Source data:
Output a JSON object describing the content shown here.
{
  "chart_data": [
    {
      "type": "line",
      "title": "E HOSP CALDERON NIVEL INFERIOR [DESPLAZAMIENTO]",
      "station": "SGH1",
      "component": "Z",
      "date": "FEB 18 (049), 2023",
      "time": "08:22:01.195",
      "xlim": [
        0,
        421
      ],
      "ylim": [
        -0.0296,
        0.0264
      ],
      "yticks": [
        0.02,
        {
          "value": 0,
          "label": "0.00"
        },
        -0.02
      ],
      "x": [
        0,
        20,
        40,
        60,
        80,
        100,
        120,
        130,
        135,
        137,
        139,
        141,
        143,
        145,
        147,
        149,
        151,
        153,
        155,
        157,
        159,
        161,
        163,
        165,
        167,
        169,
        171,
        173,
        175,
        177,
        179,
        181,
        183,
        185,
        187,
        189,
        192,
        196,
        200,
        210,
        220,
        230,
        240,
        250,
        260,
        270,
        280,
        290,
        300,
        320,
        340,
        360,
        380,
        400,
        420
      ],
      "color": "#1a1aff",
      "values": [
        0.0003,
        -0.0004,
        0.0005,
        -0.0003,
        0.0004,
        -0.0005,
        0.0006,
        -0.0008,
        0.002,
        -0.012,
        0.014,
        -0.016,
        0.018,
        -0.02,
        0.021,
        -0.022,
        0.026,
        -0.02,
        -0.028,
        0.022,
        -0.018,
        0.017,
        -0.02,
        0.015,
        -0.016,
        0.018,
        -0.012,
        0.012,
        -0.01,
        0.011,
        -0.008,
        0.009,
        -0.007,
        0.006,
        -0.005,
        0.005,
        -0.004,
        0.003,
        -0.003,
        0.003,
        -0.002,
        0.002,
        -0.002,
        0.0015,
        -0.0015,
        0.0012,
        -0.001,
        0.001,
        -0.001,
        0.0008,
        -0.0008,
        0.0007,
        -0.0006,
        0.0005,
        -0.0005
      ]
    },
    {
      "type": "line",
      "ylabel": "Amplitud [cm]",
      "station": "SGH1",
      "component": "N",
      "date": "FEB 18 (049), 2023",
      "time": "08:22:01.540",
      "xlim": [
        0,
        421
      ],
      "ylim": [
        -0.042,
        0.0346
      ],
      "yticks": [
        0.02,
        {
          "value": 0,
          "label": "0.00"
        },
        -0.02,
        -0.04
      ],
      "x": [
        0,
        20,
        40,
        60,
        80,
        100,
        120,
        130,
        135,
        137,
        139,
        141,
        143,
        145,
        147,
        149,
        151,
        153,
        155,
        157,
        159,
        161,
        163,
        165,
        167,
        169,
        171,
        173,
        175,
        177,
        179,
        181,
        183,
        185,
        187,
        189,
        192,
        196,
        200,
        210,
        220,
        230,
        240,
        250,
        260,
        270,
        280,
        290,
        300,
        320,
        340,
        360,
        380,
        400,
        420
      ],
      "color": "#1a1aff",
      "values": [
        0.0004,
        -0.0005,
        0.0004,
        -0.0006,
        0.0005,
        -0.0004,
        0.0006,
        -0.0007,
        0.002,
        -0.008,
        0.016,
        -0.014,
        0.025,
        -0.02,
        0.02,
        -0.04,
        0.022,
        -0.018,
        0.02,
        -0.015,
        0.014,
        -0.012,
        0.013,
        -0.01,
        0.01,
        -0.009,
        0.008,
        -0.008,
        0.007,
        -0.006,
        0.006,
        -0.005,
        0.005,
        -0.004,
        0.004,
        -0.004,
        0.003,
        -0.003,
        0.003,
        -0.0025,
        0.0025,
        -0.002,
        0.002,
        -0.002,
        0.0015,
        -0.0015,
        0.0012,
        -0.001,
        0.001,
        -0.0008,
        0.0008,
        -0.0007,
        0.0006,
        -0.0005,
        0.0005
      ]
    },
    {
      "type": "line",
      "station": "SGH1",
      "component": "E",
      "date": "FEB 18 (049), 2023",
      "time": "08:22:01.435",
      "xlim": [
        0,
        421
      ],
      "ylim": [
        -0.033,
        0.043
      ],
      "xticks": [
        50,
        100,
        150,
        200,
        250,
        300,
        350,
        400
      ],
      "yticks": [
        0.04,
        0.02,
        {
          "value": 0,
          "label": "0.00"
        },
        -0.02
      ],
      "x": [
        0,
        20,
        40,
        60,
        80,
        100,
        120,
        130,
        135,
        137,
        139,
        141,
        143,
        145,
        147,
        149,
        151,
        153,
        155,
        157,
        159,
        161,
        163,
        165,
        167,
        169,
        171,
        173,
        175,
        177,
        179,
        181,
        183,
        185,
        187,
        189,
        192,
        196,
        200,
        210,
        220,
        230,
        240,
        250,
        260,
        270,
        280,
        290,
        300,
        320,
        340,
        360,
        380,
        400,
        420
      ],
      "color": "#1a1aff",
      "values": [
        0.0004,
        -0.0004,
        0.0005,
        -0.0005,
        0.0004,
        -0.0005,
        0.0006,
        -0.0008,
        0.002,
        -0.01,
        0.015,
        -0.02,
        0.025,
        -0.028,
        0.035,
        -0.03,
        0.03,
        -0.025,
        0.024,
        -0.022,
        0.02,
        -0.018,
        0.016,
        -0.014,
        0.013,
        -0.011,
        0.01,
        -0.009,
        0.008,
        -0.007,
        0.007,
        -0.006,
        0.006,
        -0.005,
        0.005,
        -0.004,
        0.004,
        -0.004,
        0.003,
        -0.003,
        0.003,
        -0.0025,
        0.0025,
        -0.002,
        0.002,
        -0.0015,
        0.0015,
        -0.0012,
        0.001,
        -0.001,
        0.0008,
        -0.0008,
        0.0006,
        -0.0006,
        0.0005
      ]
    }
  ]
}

### WHAT IS NEEDED
Take the material above and return all of it exactly.

### RESULT OF THE TASK
Output a JSON object describing the content shown here.
{
  "chart_data": [
    {
      "type": "line",
      "title": "E HOSP CALDERON NIVEL INFERIOR [DESPLAZAMIENTO]",
      "station": "SGH1",
      "component": "Z",
      "date": "FEB 18 (049), 2023",
      "time": "08:22:01.195",
      "xlim": [
        0,
        421
      ],
      "ylim": [
        -0.0296,
        0.0264
      ],
      "yticks": [
        0.02,
        {
          "value": 0,
          "label": "0.00"
        },
        -0.02
      ],
      "x": [
        0,
        20,
        40,
        60,
        80,
        100,
        120,
        130,
        135,
        137,
        139,
        141,
        143,
        145,
        147,
        149,
        151,
        153,
        155,
        157,
        159,
        161,
        163,
        165,
        167,
        169,
        171,
        173,
        175,
        177,
        179,
        181,
        183,
        185,
        187,
        189,
        192,
        196,
        200,
        210,
        220,
        230,
        240,
        250,
        260,
        270,
        280,
        290,
        300,
        320,
        340,
        360,
        380,
        400,
        420
      ],
      "color": "#1a1aff",
      "values": [
        0.0003,
        -0.0004,
        0.0005,
        -0.0003,
        0.0004,
        -0.0005,
        0.0006,
        -0.0008,
        0.002,
        -0.012,
        0.014,
        -0.016,
        0.018,
        -0.02,
        0.021,
        -0.022,
        0.026,
        -0.02,
        -0.028,
        0.022,
        -0.018,
        0.017,
        -0.02,
        0.015,
        -0.016,
        0.018,
        -0.012,
        0.012,
        -0.01,
        0.011,
        -0.008,
        0.009,
        -0.007,
        0.006,
        -0.005,
        0.005,
        -0.004,
        0.003,
        -0.003,
        0.003,
        -0.002,
        0.002,
        -0.002,
        0.0015,
        -0.0015,
        0.0012,
        -0.001,
        0.001,
        -0.001,
        0.0008,
        -0.0008,
        0.0007,
        -0.0006,
        0.0005,
        -0.0005
      ]
    },
    {
      "type": "line",
      "ylabel": "Amplitud [cm]",
      "station": "SGH1",
      "component": "N",
      "date": "FEB 18 (049), 2023",
      "time": "08:22:01.540",
      "xlim": [
        0,
        421
      ],
      "ylim": [
        -0.042,
        0.0346
      ],
      "yticks": [
        0.02,
        {
          "value": 0,
          "label": "0.00"
        },
        -0.02,
        -0.04
      ],
      "x": [
        0,
        20,
        40,
        60,
        80,
        100,
        120,
        130,
        135,
        137,
        139,
        141,
        143,
        145,
        147,
        149,
        151,
        153,
        155,
        157,
        159,
        161,
        163,
        165,
        167,
        169,
        171,
        173,
        175,
        177,
        179,
        181,
        183,
        185,
        187,
        189,
        192,
        196,
        200,
        210,
        220,
        230,
        240,
        250,
        260,
        270,
        280,
        290,
        300,
        320,
        340,
        360,
        380,
        400,
        420
      ],
      "color": "#1a1aff",
      "values": [
        0.0004,
        -0.0005,
        0.0004,
        -0.0006,
        0.0005,
        -0.0004,
        0.0006,
        -0.0007,
        0.002,
        -0.008,
        0.016,
        -0.014,
        0.025,
        -0.02,
        0.02,
        -0.04,
        0.022,
        -0.018,
        0.02,
        -0.015,
        0.014,
        -0.012,
        0.013,
        -0.01,
        0.01,
        -0.009,
        0.008,
        -0.008,
        0.007,
        -0.006,
        0.006,
        -0.005,
        0.005,
        -0.004,
        0.004,
        -0.004,
        0.003,
        -0.003,
        0.003,
        -0.0025,
        0.0025,
        -0.002,
        0.002,
        -0.002,
        0.0015,
        -0.0015,
        0.0012,
        -0.001,
        0.001,
        -0.0008,
        0.0008,
        -0.0007,
        0.0006,
        -0.0005,
        0.0005
      ]
    },
    {
      "type": "line",
      "station": "SGH1",
      "component": "E",
      "date": "FEB 18 (049), 2023",
      "time": "08:22:01.435",
      "xlim": [
        0,
        421
      ],
      "ylim": [
        -0.033,
        0.043
      ],
      "xticks": [
        50,
        100,
        150,
        200,
        250,
        300,
        350,
        400
      ],
      "yticks": [
        0.04,
        0.02,
        {
          "value": 0,
          "label": "0.00"
        },
        -0.02
      ],
      "x": [
        0,
        20,
        40,
        60,
        80,
        100,
        120,
        130,
        135,
        137,
        139,
        141,
        143,
        145,
        147,
        149,
        151,
        153,
        155,
        157,
        159,
        161,
        163,
        165,
        167,
        169,
        171,
        173,
        175,
        177,
        179,
        181,
        183,
        185,
        187,
        189,
        192,
        196,
        200,
        210,
        220,
        230,
        240,
        250,
        260,
        270,
        280,
        290,
        300,
        320,
        340,
        360,
        380,
        400,
        420
      ],
      "color": "#1a1aff",
      "values": [
        0.0004,
        -0.0004,
        0.0005,
        -0.0005,
        0.0004,
        -0.0005,
        0.0006,
        -0.0008,
        0.002,
        -0.01,
        0.015,
        -0.02,
        0.025,
        -0.028,
        0.035,
        -0.03,
        0.03,
        -0.025,
        0.024,
        -0.022,
        0.02,
        -0.018,
        0.016,
        -0.014,
        0.013,
        -0.011,
        0.01,
        -0.009,
        0.008,
        -0.007,
        0.007,
        -0.006,
        0.006,
        -0.005,
        0.005,
        -0.004,
        0.004,
        -0.004,
        0.003,
        -0.003,
        0.003,
        -0.0025,
        0.0025,
        -0.002,
        0.002,
        -0.0015,
        0.0015,
        -0.0012,
        0.001,
        -0.001,
        0.0008,
        -0.0008,
        0.0006,
        -0.0006,
        0.0005
      ]
    }
  ]
}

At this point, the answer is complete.